## Fragmento extraído

La intervención quirúrgica de 1932 obtuvo resultados: la literatura soviética sintió la situación de una marea de fuerzas vitales conocida para todos que está saliendo de una seria enfermedad. ¿Pero fue una operación radical? ¿No seguirá una recesión de la enfermedad?

1933

Notas

[1] Publicado por primera vez en alemán en el periódico Slavische Rundschau,  Leipzig, 1933, con el título “Moskau – Leningrad”; en ruso en Nueva Revista (Novy Zhurnal), 1963. № 72. En Rusia fue publicado por primera vez en Nuestra Herencia (Nashe Nasledstvie), 1989, N° 6.

[2] En ruso.

[3] En “Notas petersburguesas del año 1836”, publicado en Eslavia N° 2, traducción de Julián Lescano, se puede consultar en https://eslavia.com.ar/notas-petersburguesas-del-ano-1836/

[4] Alexéi Viktórovich Shúsev (1873-1949), arquitecto y académico soviético, participó en los proyectos de la Estación de Kazán, el Mausoleo de Lenin y el hotel Moscú.

[5] Alexandr Teréntievich Matvéiev (1878-1960).

[6] A veces referido por su nombre en ruso, “Mir Iskusstva”. Asociación de artistas fundada por Alexandr Benois y Serguéi Diáguilev que existió entre 1898 y 1924 y que editaban una revista del mismo nombre. Pregonaban la idea de un arte puro y la posibilidad de transformar la vida por medio del arte.

[7] Período de inestabilidad política y guerras civiles, generada a la muerte de Iván IV por la falta de sucesor a fines del siglo XVI y principios del siglo XVII. De esta serie de hechos traumáticos para la historia de Rusia surgió la familia de los Románov como dinastía reinante con Miguel I en 1613.

## Qué hacer
A - Indica si cada afirmación concuerda con el fragmento sobre la literatura soviética y sus notas, y responde sí o no citando textualmente las palabras decisivas: (i) el texto apareció primero en alemán; (ii) Shúsev intervino en el proyecto de la Estación de Kazán; (iii) la asociación de artistas de la nota [6] dejó de existir en 1898.
B - Retoma el fragmento sobre la literatura soviética y sus notas a partir de su última oración y continúalo.
Para esto no hacen falta las líneas del conjunto de datos.

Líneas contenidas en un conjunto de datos
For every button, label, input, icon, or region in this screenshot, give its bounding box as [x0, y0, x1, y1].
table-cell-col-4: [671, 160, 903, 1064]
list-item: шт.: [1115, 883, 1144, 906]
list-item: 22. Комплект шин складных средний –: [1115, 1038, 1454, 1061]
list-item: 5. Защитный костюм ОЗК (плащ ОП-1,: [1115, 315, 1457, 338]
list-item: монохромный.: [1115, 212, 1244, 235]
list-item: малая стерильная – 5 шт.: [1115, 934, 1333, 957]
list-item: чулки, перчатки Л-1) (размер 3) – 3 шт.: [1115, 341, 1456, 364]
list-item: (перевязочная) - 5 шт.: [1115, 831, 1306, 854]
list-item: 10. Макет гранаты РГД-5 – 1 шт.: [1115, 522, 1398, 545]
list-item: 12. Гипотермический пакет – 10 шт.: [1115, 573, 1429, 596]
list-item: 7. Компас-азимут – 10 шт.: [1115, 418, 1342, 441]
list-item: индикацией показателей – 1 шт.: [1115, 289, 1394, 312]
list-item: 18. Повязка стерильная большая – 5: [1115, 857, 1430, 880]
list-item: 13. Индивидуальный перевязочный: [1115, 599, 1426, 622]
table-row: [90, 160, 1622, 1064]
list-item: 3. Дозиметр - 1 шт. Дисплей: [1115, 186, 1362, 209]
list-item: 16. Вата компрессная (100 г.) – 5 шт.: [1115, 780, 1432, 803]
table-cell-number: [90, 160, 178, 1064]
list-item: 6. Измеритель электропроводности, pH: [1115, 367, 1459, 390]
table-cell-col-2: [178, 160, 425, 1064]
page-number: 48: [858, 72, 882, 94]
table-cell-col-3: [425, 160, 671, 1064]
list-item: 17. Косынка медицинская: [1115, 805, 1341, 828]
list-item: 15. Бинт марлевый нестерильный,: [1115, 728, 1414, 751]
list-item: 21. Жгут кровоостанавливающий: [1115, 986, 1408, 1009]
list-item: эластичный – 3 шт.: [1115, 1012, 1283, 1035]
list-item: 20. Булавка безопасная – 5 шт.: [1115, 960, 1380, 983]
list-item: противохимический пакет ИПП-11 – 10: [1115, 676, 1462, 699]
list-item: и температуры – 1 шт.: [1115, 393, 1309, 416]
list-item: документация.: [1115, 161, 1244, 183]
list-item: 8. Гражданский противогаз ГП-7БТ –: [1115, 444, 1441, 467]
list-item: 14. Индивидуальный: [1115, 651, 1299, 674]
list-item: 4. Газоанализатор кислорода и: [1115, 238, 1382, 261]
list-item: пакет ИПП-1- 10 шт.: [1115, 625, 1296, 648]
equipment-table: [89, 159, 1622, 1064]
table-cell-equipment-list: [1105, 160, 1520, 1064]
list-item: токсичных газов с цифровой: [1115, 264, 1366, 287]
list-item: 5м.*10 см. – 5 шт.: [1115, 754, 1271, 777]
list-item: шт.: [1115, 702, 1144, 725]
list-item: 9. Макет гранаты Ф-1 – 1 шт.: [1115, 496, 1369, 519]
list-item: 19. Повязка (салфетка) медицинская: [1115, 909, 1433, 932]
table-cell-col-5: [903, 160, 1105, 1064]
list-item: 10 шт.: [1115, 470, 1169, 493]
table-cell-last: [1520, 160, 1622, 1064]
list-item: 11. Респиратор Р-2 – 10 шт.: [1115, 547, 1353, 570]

## Respuestas numeradas
A -
(i) Sí: "Publicado por primera vez en alemán en el periódico Slavische Rundschau".
(ii) Sí: "participó en los proyectos de la Estación de Kazán".
(iii) No: "existió entre 1898 y 1924".

B -
[8] “Tranvía B”: nombre de una exposición futurista presentada en Petrogrado en 1915. “Sota de diamantes”: sociedad de artistas moscovitas (1910-1916)  cuyas búsquedas plásticas y artísticas estaban inspiradas por la obra de Paul Cezanne, el cubismo y el fauvismo, y a la vez por los recursos tradicionales del lubok ruso (tipo de pintura popular, de rasgos sencillos, que frecuentemente formaban una narración gráfica) y los juguetes populares, orientados a resolver el problema de la forma por medio de la luz y la revelación de la materialidad de la naturaleza. Representantes: Konchalovski, Kuprín, Mashkov, Lentúlov y David Burliuk.

[9] Sigla en ruso.

[10] Conocido por su nombre en ruso, Teatro Maly.

[11] Obras clásicas de Gógol y Griboiédov, respectivamente.

[12] De Iuri Pávlovich Guerman (1910-1967).

[13] Op. 27, música para ballet compuesta por Dmitri Shostakovich entre 1930 y 1931 para un libreto de Víktor Smírnov. Coreografía de Fiódor Lopújov, estrenada el 8 de abril de 1931 en la Academia Dramática Estatal de Ópera y Ballet de Leningrado.

[14] Del compositor soviético Serguéi Ivánovich Pototski, estrenada en 1930.

[15] Copla popular rusa lírico-humorística en dístico o en cuarteto.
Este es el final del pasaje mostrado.